=== EXTRACTED INFORMATION ===
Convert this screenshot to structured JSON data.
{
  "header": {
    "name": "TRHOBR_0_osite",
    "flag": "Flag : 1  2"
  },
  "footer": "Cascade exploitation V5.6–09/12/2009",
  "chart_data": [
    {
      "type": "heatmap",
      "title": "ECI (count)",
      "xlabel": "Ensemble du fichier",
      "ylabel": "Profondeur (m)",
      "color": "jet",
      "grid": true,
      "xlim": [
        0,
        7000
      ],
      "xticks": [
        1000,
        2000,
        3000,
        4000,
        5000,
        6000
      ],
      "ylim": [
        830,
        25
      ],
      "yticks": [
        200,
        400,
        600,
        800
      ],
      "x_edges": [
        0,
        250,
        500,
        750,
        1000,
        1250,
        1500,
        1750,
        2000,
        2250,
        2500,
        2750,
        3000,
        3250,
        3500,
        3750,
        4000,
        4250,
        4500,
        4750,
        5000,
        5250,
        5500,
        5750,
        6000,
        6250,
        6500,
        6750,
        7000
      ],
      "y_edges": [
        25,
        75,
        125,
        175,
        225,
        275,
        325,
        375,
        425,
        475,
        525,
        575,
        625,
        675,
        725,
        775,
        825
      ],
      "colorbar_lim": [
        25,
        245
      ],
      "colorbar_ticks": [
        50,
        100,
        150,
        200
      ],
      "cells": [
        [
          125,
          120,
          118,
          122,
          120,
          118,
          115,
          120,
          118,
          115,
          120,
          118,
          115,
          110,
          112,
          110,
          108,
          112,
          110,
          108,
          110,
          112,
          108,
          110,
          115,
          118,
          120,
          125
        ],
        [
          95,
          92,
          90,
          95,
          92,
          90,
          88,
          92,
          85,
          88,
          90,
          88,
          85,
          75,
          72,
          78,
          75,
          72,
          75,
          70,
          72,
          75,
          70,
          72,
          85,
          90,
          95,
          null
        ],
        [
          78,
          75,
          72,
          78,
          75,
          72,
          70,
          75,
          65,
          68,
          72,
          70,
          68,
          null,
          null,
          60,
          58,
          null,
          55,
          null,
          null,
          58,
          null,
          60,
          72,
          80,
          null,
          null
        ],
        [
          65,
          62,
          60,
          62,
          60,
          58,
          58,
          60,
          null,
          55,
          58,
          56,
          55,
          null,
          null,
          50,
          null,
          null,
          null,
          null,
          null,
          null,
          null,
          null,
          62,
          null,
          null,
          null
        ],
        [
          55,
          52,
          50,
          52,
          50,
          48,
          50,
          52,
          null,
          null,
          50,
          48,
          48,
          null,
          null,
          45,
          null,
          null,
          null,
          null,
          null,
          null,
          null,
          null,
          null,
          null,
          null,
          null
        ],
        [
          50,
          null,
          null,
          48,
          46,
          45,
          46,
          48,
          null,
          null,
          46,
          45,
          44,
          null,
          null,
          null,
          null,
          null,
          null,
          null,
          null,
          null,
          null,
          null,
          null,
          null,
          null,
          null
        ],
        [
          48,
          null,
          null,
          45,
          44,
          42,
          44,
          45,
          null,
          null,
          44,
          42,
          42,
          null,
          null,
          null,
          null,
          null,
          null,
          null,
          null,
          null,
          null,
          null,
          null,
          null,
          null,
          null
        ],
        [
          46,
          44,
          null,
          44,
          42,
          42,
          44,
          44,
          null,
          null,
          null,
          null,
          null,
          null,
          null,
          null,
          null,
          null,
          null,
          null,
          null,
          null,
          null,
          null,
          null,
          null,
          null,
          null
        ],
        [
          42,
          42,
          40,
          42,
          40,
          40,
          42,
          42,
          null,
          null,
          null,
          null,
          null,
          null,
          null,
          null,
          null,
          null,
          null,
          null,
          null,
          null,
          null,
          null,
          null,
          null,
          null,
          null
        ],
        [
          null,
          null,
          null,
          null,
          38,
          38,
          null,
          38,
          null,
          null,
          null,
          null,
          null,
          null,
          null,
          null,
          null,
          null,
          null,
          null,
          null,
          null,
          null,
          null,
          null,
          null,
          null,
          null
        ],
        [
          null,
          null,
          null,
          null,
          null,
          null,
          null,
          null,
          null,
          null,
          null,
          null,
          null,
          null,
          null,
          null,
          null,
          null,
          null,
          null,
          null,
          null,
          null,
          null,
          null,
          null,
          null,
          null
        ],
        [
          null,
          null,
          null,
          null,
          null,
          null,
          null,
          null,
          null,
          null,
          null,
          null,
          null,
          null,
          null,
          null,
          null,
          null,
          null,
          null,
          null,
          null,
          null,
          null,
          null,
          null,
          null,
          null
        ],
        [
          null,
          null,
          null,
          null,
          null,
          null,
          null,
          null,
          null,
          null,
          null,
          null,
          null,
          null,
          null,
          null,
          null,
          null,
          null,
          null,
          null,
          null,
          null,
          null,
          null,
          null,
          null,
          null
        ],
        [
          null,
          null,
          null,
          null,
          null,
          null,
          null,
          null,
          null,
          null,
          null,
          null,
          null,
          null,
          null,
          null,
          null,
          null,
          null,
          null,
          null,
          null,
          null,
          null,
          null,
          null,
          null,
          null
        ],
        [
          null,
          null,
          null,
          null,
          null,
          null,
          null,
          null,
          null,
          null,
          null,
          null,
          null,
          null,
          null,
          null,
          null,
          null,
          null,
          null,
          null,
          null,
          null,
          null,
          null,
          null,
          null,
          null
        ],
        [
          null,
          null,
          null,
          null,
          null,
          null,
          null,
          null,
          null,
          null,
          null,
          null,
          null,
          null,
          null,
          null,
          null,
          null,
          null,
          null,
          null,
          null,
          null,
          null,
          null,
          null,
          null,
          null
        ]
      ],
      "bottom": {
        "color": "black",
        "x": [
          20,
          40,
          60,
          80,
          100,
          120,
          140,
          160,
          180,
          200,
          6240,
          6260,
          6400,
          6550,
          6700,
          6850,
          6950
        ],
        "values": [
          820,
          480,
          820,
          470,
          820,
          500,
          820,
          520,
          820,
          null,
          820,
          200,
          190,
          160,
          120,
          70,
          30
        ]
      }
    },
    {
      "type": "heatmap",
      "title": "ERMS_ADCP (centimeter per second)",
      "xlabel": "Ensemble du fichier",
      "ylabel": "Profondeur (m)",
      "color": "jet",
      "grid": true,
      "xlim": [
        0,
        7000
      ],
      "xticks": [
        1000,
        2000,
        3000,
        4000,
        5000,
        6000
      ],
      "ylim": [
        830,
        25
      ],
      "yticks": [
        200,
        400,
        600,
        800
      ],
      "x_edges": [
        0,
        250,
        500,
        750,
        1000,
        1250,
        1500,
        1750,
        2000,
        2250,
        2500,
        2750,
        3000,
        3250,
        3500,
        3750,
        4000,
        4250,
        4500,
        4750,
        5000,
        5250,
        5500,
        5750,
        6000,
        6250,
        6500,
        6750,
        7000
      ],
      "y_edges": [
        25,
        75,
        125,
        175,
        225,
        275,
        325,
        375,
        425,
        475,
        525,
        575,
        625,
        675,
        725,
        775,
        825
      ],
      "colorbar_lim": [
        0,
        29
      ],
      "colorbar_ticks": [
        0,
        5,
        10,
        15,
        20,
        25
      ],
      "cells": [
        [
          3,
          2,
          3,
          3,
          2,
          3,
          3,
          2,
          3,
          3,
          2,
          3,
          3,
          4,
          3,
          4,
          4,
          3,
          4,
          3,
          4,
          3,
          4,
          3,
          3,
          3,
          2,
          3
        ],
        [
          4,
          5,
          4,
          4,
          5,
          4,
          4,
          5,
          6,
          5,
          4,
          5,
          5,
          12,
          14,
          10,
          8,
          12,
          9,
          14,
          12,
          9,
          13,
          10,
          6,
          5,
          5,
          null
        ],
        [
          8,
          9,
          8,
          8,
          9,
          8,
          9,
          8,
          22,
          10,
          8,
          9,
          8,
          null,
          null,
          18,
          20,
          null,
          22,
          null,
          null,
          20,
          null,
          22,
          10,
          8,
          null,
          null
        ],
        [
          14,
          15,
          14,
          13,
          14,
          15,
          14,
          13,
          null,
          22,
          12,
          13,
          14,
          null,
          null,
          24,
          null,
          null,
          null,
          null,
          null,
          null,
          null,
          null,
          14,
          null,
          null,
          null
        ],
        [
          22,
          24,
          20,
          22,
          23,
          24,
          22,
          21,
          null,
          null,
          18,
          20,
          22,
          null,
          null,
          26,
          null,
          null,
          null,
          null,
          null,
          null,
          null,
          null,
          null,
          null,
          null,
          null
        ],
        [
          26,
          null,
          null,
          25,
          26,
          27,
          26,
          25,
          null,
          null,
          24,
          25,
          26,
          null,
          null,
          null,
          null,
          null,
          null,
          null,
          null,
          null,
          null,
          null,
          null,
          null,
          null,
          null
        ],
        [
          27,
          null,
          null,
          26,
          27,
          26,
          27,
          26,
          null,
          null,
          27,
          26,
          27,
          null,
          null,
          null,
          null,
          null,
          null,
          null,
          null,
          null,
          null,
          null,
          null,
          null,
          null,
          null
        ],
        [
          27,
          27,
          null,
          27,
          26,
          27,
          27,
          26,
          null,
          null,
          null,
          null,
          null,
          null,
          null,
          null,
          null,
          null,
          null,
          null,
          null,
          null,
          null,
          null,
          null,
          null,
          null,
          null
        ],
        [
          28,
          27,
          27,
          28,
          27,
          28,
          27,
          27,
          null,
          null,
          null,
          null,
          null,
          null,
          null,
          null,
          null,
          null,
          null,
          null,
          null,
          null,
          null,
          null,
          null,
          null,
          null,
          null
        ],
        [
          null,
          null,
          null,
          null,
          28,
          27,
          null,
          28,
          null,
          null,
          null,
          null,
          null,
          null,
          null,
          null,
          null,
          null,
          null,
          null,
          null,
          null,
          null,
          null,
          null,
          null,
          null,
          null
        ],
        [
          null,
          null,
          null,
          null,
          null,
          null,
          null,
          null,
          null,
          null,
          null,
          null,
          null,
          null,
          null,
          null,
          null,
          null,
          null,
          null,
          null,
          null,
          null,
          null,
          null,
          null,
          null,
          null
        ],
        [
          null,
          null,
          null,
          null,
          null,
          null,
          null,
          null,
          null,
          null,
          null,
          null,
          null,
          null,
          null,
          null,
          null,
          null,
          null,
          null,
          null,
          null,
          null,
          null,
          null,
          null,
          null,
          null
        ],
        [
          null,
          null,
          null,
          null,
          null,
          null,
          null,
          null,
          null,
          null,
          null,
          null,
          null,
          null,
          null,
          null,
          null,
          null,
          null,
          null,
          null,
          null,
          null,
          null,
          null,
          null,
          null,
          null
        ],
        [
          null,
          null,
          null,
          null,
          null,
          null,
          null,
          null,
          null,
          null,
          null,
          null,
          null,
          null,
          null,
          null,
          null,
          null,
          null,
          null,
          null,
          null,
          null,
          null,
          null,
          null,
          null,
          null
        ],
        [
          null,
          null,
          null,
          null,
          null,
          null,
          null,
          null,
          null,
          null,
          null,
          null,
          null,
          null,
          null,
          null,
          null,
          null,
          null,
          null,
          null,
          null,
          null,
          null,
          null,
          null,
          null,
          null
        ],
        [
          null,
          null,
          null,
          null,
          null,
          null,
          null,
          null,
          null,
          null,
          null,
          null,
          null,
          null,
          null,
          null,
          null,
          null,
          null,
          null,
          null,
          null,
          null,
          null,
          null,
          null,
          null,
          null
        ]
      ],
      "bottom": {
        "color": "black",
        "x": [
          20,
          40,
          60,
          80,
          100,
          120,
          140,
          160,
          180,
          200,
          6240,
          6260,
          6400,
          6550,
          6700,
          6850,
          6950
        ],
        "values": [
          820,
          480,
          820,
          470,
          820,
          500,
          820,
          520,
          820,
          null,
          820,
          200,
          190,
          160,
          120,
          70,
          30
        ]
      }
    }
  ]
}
===
## STATED GOAL
Count each line above in which the string "title" appears, then state only the total.

## TASK OUTPUT
2